• _Prompt_:
Write out every single entry exactly.

• _The data_:
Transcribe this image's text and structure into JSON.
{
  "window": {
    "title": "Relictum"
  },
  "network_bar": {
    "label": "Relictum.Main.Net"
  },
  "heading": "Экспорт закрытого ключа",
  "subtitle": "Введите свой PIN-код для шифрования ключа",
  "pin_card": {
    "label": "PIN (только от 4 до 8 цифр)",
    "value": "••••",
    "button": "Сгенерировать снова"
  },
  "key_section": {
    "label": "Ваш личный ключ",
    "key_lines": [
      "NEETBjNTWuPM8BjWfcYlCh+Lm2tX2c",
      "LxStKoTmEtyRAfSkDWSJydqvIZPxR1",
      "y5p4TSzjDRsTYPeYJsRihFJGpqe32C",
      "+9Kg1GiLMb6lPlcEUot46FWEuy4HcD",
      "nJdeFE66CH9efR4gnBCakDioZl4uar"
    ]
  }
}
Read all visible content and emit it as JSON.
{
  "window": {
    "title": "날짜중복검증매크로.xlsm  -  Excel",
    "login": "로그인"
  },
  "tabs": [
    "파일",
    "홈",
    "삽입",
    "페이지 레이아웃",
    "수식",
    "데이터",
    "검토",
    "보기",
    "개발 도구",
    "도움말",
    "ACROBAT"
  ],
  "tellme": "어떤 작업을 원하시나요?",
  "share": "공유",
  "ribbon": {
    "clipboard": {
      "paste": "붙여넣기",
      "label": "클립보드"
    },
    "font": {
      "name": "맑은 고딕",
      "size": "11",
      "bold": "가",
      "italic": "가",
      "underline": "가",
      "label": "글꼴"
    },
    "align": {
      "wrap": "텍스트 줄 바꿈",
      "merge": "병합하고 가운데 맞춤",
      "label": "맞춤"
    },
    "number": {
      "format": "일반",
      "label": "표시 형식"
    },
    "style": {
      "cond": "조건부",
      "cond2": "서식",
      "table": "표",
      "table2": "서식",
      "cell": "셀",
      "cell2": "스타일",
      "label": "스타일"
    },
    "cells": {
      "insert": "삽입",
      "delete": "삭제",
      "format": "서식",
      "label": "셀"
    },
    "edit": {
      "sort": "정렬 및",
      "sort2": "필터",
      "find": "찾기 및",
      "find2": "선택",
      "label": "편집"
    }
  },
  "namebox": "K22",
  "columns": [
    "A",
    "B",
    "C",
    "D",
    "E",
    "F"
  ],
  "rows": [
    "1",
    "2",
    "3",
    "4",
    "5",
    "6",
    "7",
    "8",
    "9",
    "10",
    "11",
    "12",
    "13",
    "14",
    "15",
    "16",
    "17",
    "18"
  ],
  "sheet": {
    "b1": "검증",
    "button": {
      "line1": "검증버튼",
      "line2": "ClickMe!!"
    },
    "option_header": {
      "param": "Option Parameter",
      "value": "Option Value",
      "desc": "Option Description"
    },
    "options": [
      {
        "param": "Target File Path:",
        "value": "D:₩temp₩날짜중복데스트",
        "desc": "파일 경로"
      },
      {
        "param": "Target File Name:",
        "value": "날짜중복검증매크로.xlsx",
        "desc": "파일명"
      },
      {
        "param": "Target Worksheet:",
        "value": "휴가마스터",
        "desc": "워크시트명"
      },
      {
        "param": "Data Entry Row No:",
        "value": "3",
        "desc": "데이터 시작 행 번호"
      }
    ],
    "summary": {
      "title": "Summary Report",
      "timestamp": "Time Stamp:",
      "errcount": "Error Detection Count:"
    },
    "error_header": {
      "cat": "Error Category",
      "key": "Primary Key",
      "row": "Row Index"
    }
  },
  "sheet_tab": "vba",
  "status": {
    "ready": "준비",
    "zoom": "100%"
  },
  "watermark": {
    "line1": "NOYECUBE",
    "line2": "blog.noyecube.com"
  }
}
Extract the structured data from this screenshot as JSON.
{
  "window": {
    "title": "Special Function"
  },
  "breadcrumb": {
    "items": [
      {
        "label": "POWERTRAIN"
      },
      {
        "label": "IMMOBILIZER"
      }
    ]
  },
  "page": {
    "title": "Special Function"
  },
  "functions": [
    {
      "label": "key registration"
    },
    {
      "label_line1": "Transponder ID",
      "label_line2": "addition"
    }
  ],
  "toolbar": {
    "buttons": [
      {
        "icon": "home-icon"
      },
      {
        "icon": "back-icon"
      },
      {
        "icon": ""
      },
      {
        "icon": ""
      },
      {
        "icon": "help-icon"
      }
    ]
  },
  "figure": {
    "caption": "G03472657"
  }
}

• _Answer for the task_:
Transcribe this image's text and structure into JSON.
{
  "window": {
    "title": "Relictum"
  },
  "network_bar": {
    "label": "Relictum.Main.Net"
  },
  "heading": "Экспорт закрытого ключа",
  "subtitle": "Введите свой PIN-код для шифрования ключа",
  "pin_card": {
    "label": "PIN (только от 4 до 8 цифр)",
    "value": "••••",
    "button": "Сгенерировать снова"
  },
  "key_section": {
    "label": "Ваш личный ключ",
    "key_lines": [
      "NEETBjNTWuPM8BjWfcYlCh+Lm2tX2c",
      "LxStKoTmEtyRAfSkDWSJydqvIZPxR1",
      "y5p4TSzjDRsTYPeYJsRihFJGpqe32C",
      "+9Kg1GiLMb6lPlcEUot46FWEuy4HcD",
      "nJdeFE66CH9efR4gnBCakDioZl4uar"
    ]
  }
}
Read all visible content and emit it as JSON.
{
  "window": {
    "title": "날짜중복검증매크로.xlsm  -  Excel",
    "login": "로그인"
  },
  "tabs": [
    "파일",
    "홈",
    "삽입",
    "페이지 레이아웃",
    "수식",
    "데이터",
    "검토",
    "보기",
    "개발 도구",
    "도움말",
    "ACROBAT"
  ],
  "tellme": "어떤 작업을 원하시나요?",
  "share": "공유",
  "ribbon": {
    "clipboard": {
      "paste": "붙여넣기",
      "label": "클립보드"
    },
    "font": {
      "name": "맑은 고딕",
      "size": "11",
      "bold": "가",
      "italic": "가",
      "underline": "가",
      "label": "글꼴"
    },
    "align": {
      "wrap": "텍스트 줄 바꿈",
      "merge": "병합하고 가운데 맞춤",
      "label": "맞춤"
    },
    "number": {
      "format": "일반",
      "label": "표시 형식"
    },
    "style": {
      "cond": "조건부",
      "cond2": "서식",
      "table": "표",
      "table2": "서식",
      "cell": "셀",
      "cell2": "스타일",
      "label": "스타일"
    },
    "cells": {
      "insert": "삽입",
      "delete": "삭제",
      "format": "서식",
      "label": "셀"
    },
    "edit": {
      "sort": "정렬 및",
      "sort2": "필터",
      "find": "찾기 및",
      "find2": "선택",
      "label": "편집"
    }
  },
  "namebox": "K22",
  "columns": [
    "A",
    "B",
    "C",
    "D",
    "E",
    "F"
  ],
  "rows": [
    "1",
    "2",
    "3",
    "4",
    "5",
    "6",
    "7",
    "8",
    "9",
    "10",
    "11",
    "12",
    "13",
    "14",
    "15",
    "16",
    "17",
    "18"
  ],
  "sheet": {
    "b1": "검증",
    "button": {
      "line1": "검증버튼",
      "line2": "ClickMe!!"
    },
    "option_header": {
      "param": "Option Parameter",
      "value": "Option Value",
      "desc": "Option Description"
    },
    "options": [
      {
        "param": "Target File Path:",
        "value": "D:₩temp₩날짜중복데스트",
        "desc": "파일 경로"
      },
      {
        "param": "Target File Name:",
        "value": "날짜중복검증매크로.xlsx",
        "desc": "파일명"
      },
      {
        "param": "Target Worksheet:",
        "value": "휴가마스터",
        "desc": "워크시트명"
      },
      {
        "param": "Data Entry Row No:",
        "value": "3",
        "desc": "데이터 시작 행 번호"
      }
    ],
    "summary": {
      "title": "Summary Report",
      "timestamp": "Time Stamp:",
      "errcount": "Error Detection Count:"
    },
    "error_header": {
      "cat": "Error Category",
      "key": "Primary Key",
      "row": "Row Index"
    }
  },
  "sheet_tab": "vba",
  "status": {
    "ready": "준비",
    "zoom": "100%"
  },
  "watermark": {
    "line1": "NOYECUBE",
    "line2": "blog.noyecube.com"
  }
}
Extract the structured data from this screenshot as JSON.
{
  "window": {
    "title": "Special Function"
  },
  "breadcrumb": {
    "items": [
      {
        "label": "POWERTRAIN"
      },
      {
        "label": "IMMOBILIZER"
      }
    ]
  },
  "page": {
    "title": "Special Function"
  },
  "functions": [
    {
      "label": "key registration"
    },
    {
      "label_line1": "Transponder ID",
      "label_line2": "addition"
    }
  ],
  "toolbar": {
    "buttons": [
      {
        "icon": "home-icon"
      },
      {
        "icon": "back-icon"
      },
      {
        "icon": ""
      },
      {
        "icon": ""
      },
      {
        "icon": "help-icon"
      }
    ]
  },
  "figure": {
    "caption": "G03472657"
  }
}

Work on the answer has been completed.